▶ [Given task] Collect every line of the records below that contains the word "description".

▶ [Material]
# # # # # # #
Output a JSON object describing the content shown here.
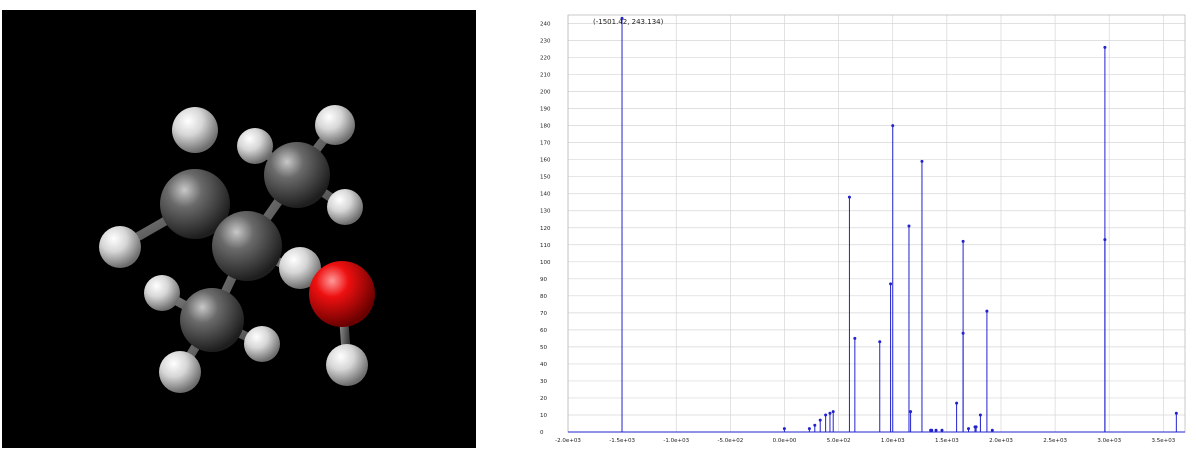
{
  "viewer": {
    "title": "molecule-3d-view",
    "background": "#000000",
    "atom_colors": {
      "carbon": "#5f5f5f",
      "hydrogen": "#d9d9d9",
      "oxygen": "#e00000"
    }
  },
  "spectrum": {
    "cursor_readout": "(-1501.42, 243.134)",
    "line_color": "#2222cc",
    "grid_color": "#d6d6d6"
  },
  "chart_data": {
    "type": "bar",
    "title": "",
    "xlabel": "",
    "ylabel": "",
    "xlim": [
      -2000,
      3700
    ],
    "ylim": [
      0,
      245
    ],
    "grid": true,
    "x_ticks": [
      "-2.0e+03",
      "-1.5e+03",
      "-1.0e+03",
      "-5.0e+02",
      "0.0e+00",
      "5.0e+02",
      "1.0e+03",
      "1.5e+03",
      "2.0e+03",
      "2.5e+03",
      "3.0e+03",
      "3.5e+03"
    ],
    "x_tick_values": [
      -2000,
      -1500,
      -1000,
      -500,
      0,
      500,
      1000,
      1500,
      2000,
      2500,
      3000,
      3500
    ],
    "y_ticks": [
      "0",
      "10",
      "20",
      "30",
      "40",
      "50",
      "60",
      "70",
      "80",
      "90",
      "100",
      "110",
      "120",
      "130",
      "140",
      "150",
      "160",
      "170",
      "180",
      "190",
      "200",
      "210",
      "220",
      "230",
      "240"
    ],
    "y_tick_values": [
      0,
      10,
      20,
      30,
      40,
      50,
      60,
      70,
      80,
      90,
      100,
      110,
      120,
      130,
      140,
      150,
      160,
      170,
      180,
      190,
      200,
      210,
      220,
      230,
      240
    ],
    "series": [
      {
        "x": [
          -1501,
          -1,
          230,
          280,
          330,
          380,
          420,
          450,
          600,
          650,
          880,
          980,
          1000,
          1150,
          1165,
          1270,
          1360,
          1590,
          1650,
          1700,
          1770,
          1810,
          1870,
          1920,
          2960,
          3620
        ],
        "values": [
          243,
          2,
          2,
          4,
          7,
          10,
          11,
          12,
          138,
          55,
          53,
          87,
          180,
          121,
          12,
          159,
          1,
          17,
          112,
          2,
          3,
          10,
          71,
          1,
          113,
          11
        ]
      },
      {
        "x": [
          1350,
          1400,
          1455,
          1650,
          1760,
          2960
        ],
        "values": [
          1,
          1,
          1,
          58,
          3,
          226
        ]
      }
    ]
  }
}
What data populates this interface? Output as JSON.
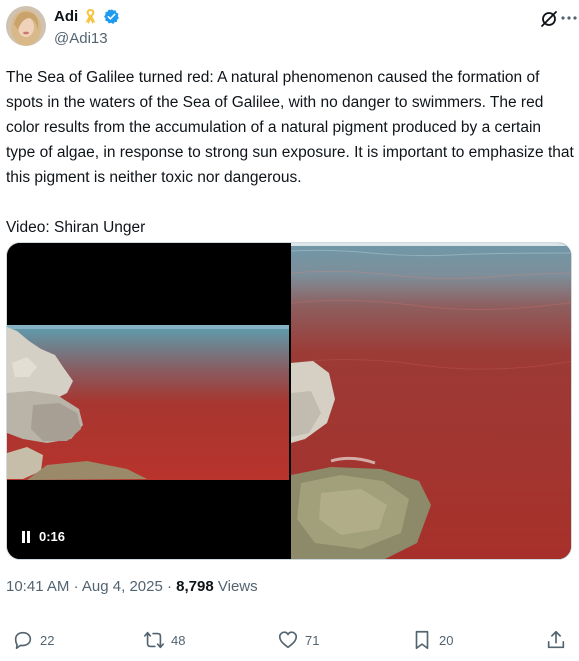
{
  "user": {
    "display_name": "Adi",
    "handle": "@Adi13"
  },
  "tweet": {
    "text": "The Sea of Galilee turned red: A natural phenomenon caused the formation of spots in the waters of the Sea of Galilee, with no danger to swimmers. The red color results from the accumulation of a natural pigment produced by a certain type of algae, in response to strong sun exposure. It is important to emphasize that this pigment is neither toxic nor dangerous.\n\nVideo: Shiran Unger"
  },
  "media": {
    "video_duration": "0:16"
  },
  "meta": {
    "time": "10:41 AM",
    "separator": "·",
    "date": "Aug 4, 2025",
    "views_count": "8,798",
    "views_label": "Views"
  },
  "actions": {
    "replies": "22",
    "reposts": "48",
    "likes": "71",
    "bookmarks": "20"
  },
  "colors": {
    "verified": "#1d9bf0",
    "ribbon": "#f5c542",
    "muted": "#536471",
    "text": "#0f1419"
  },
  "icons": [
    "ribbon-icon",
    "verified-icon",
    "grok-icon",
    "more-icon",
    "pause-icon",
    "reply-icon",
    "repost-icon",
    "like-icon",
    "bookmark-icon",
    "share-icon"
  ]
}
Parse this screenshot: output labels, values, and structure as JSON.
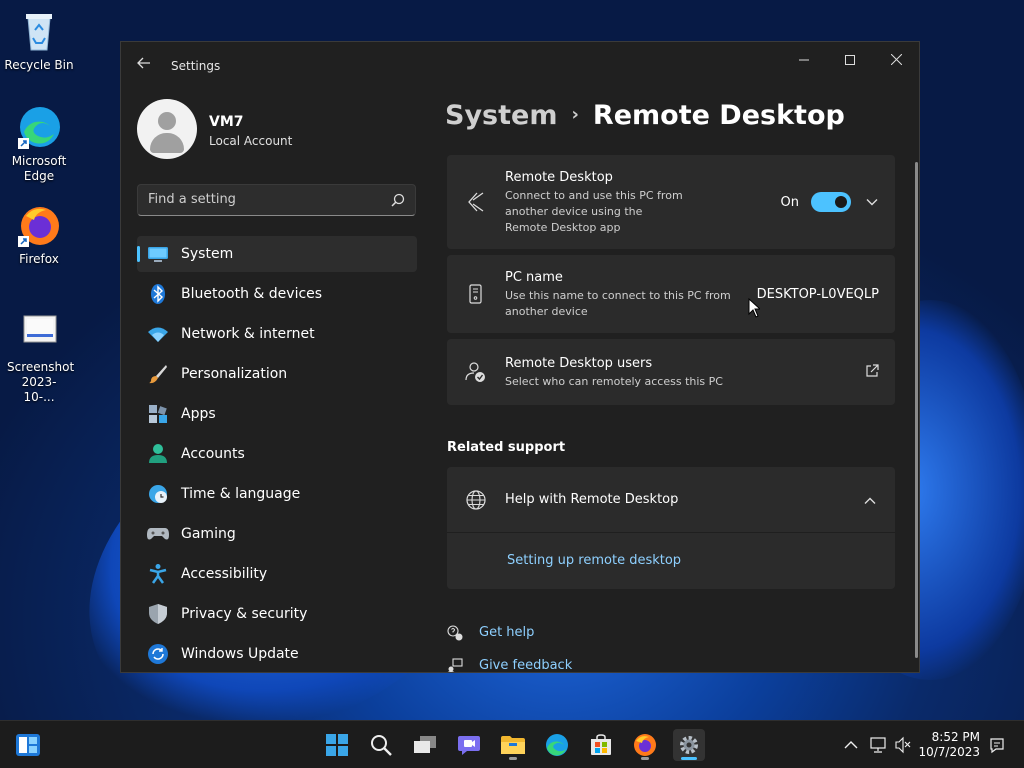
{
  "desktop": {
    "icons": [
      {
        "label": "Recycle Bin"
      },
      {
        "label": "Microsoft Edge"
      },
      {
        "label": "Firefox"
      },
      {
        "label": "Screenshot 2023-10-..."
      }
    ]
  },
  "window": {
    "title": "Settings",
    "controls": {
      "minimize": "─",
      "maximize": "☐",
      "close": "✕"
    }
  },
  "sidebar": {
    "user_name": "VM7",
    "account_type": "Local Account",
    "search_placeholder": "Find a setting",
    "items": [
      {
        "label": "System",
        "icon": "system-icon",
        "active": true
      },
      {
        "label": "Bluetooth & devices",
        "icon": "bluetooth-icon"
      },
      {
        "label": "Network & internet",
        "icon": "wifi-icon"
      },
      {
        "label": "Personalization",
        "icon": "brush-icon"
      },
      {
        "label": "Apps",
        "icon": "apps-icon"
      },
      {
        "label": "Accounts",
        "icon": "accounts-icon"
      },
      {
        "label": "Time & language",
        "icon": "clock-globe-icon"
      },
      {
        "label": "Gaming",
        "icon": "gamepad-icon"
      },
      {
        "label": "Accessibility",
        "icon": "accessibility-icon"
      },
      {
        "label": "Privacy & security",
        "icon": "shield-icon"
      },
      {
        "label": "Windows Update",
        "icon": "update-icon"
      }
    ]
  },
  "main": {
    "breadcrumb_parent": "System",
    "breadcrumb_separator": "›",
    "breadcrumb_current": "Remote Desktop",
    "remote_desktop": {
      "title": "Remote Desktop",
      "description": "Connect to and use this PC from another device using the Remote Desktop app",
      "toggle_label": "On",
      "toggle_on": true
    },
    "pc_name": {
      "title": "PC name",
      "description": "Use this name to connect to this PC from another device",
      "value": "DESKTOP-L0VEQLP"
    },
    "users": {
      "title": "Remote Desktop users",
      "description": "Select who can remotely access this PC"
    },
    "related_support": {
      "heading": "Related support",
      "help_title": "Help with Remote Desktop",
      "help_link": "Setting up remote desktop"
    },
    "get_help": "Get help",
    "give_feedback": "Give feedback"
  },
  "taskbar": {
    "time": "8:52 PM",
    "date": "10/7/2023"
  },
  "colors": {
    "accent": "#4cc2ff",
    "window_bg": "#202020",
    "card_bg": "#2b2b2b",
    "link": "#8ed0ff"
  }
}
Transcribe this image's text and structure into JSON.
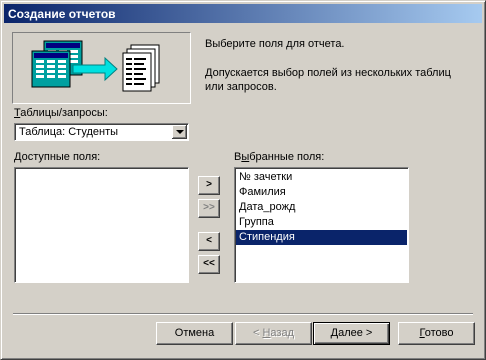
# # # # # # #
▶ [Exercise output]
      "description": "Connect to and use this PC from another device using the Remote Desktop app",
      "description": "Use this name to connect to this PC from another device",
      "description": "Select who can remotely access this PC"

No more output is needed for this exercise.